TASK BRIEF - Please reproduce the items between the lines holding "sidebar-item-label: Log out [72, 539, 101, 550]" and "flask-icon [243, 518, 255, 530]", inclusive, swapping "layers-icon" for "stack-icon" and leaving everything else unchanged.

%%

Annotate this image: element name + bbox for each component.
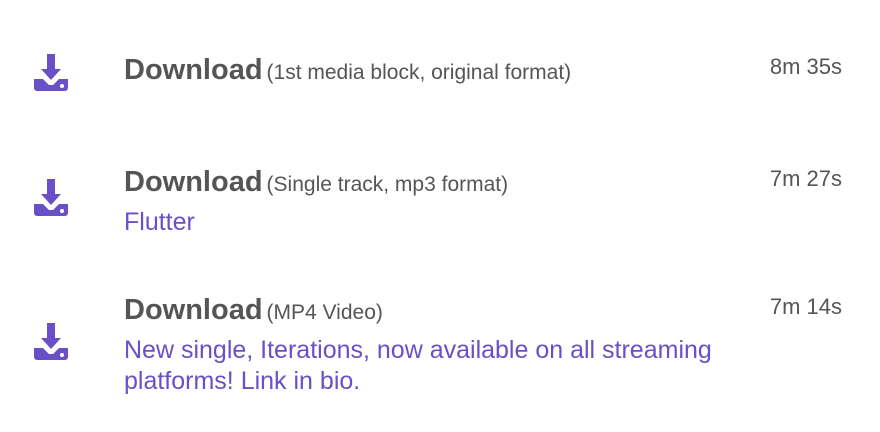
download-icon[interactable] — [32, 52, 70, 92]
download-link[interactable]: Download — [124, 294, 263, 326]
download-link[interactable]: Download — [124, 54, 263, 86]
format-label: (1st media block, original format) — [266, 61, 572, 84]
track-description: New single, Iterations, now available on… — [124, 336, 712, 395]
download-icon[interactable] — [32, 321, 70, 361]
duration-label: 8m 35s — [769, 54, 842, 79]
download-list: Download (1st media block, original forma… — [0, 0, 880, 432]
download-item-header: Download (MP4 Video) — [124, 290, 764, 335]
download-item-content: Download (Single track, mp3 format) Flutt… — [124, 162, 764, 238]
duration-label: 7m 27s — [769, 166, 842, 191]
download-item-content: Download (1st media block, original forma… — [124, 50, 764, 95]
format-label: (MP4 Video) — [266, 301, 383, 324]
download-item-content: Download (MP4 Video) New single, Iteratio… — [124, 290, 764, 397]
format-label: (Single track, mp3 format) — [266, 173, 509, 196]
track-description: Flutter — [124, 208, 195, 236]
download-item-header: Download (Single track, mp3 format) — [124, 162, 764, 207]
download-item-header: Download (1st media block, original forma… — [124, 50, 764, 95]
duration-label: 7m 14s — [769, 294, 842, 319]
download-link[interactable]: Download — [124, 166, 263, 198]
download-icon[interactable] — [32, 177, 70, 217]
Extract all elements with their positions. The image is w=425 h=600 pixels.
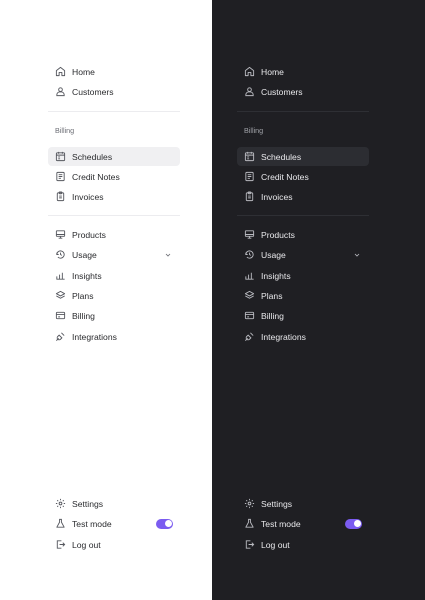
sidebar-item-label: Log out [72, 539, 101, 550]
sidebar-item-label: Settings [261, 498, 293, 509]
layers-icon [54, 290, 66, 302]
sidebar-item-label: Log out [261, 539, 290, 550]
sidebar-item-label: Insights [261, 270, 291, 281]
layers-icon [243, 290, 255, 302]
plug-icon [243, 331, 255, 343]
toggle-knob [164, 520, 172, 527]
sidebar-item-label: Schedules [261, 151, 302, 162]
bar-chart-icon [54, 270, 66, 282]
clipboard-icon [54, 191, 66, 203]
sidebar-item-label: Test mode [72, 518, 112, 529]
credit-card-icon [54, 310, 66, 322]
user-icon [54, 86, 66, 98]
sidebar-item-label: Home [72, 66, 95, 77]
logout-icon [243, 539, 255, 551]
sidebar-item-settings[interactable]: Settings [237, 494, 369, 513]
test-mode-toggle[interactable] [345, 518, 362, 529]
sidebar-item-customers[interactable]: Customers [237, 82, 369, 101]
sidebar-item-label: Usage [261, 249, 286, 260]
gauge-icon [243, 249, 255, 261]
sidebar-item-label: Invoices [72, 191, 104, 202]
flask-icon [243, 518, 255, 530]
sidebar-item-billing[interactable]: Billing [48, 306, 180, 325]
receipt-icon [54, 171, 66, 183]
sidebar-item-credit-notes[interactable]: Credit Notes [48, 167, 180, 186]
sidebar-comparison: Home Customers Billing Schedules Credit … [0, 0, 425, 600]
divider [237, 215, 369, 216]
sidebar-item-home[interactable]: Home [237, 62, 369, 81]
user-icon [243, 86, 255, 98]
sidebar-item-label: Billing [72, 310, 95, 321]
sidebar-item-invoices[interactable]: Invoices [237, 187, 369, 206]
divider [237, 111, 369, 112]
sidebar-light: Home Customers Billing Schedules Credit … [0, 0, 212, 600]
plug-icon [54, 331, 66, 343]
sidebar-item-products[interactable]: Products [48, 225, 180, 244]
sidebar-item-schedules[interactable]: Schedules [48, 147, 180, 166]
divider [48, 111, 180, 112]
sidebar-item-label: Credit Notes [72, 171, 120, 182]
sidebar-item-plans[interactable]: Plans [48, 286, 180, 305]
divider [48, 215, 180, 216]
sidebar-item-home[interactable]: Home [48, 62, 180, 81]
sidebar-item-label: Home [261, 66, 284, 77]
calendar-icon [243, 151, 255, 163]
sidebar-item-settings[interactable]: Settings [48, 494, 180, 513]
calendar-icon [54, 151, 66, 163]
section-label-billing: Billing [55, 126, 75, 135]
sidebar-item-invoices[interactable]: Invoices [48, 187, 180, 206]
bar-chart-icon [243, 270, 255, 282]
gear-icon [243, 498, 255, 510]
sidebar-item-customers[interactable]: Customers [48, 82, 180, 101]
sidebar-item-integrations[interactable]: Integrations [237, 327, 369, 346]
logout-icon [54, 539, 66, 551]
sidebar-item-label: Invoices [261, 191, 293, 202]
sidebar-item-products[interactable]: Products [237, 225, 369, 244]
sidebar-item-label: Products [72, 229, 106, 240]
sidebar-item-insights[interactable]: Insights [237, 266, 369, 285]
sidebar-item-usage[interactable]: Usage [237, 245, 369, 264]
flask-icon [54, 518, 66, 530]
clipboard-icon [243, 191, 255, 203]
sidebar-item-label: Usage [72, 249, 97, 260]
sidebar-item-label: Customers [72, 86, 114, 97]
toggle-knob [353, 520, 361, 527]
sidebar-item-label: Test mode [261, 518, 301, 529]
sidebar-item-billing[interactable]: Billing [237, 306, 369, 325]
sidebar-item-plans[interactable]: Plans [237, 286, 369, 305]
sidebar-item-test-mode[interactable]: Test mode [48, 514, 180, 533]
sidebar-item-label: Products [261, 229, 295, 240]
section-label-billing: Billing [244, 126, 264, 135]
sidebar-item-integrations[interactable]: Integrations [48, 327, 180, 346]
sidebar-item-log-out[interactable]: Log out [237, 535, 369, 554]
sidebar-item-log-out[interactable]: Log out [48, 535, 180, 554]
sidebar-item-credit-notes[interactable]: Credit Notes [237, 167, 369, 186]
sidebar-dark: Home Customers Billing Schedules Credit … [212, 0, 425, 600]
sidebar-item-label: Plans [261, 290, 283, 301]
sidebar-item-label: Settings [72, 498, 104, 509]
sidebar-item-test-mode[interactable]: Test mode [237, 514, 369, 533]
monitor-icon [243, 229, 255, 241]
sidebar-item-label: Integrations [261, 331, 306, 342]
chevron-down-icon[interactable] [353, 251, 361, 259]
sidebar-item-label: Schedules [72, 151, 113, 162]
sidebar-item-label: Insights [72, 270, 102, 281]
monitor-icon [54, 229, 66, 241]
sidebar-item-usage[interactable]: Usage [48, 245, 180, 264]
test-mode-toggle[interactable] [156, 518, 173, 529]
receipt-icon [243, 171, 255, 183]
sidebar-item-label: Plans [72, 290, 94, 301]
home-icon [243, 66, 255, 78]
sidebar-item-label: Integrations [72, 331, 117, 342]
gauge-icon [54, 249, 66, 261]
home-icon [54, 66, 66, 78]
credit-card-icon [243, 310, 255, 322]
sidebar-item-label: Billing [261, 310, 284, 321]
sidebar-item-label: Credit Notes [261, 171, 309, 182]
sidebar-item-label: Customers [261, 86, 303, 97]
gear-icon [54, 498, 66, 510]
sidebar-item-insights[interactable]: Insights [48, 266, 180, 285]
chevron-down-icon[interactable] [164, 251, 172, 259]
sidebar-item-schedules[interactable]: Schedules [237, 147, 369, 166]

%%

OUTPUT OF THE EXERCISE -
sidebar-item-label: Log out [72, 539, 101, 550]
sidebar-item-label: Settings [261, 498, 293, 509]
stack-icon [54, 290, 66, 302]
sidebar-item-label: Log out [261, 539, 290, 550]
sidebar-item-label: Insights [261, 270, 291, 281]
stack-icon [243, 290, 255, 302]
plug-icon [243, 331, 255, 343]
toggle-knob [164, 520, 172, 527]
sidebar-item-label: Schedules [261, 151, 302, 162]
bar-chart-icon [54, 270, 66, 282]
clipboard-icon [54, 191, 66, 203]
sidebar-item-label: Test mode [72, 518, 112, 529]
credit-card-icon [54, 310, 66, 322]
user-icon [54, 86, 66, 98]
sidebar-item-label: Home [72, 66, 95, 77]
logout-icon [243, 539, 255, 551]
sidebar-item-settings[interactable]: Settings [237, 494, 369, 513]
test-mode-toggle[interactable] [345, 518, 362, 529]
sidebar-item-customers[interactable]: Customers [237, 82, 369, 101]
sidebar-item-label: Usage [261, 249, 286, 260]
gauge-icon [243, 249, 255, 261]
sidebar-item-label: Invoices [72, 191, 104, 202]
flask-icon [243, 518, 255, 530]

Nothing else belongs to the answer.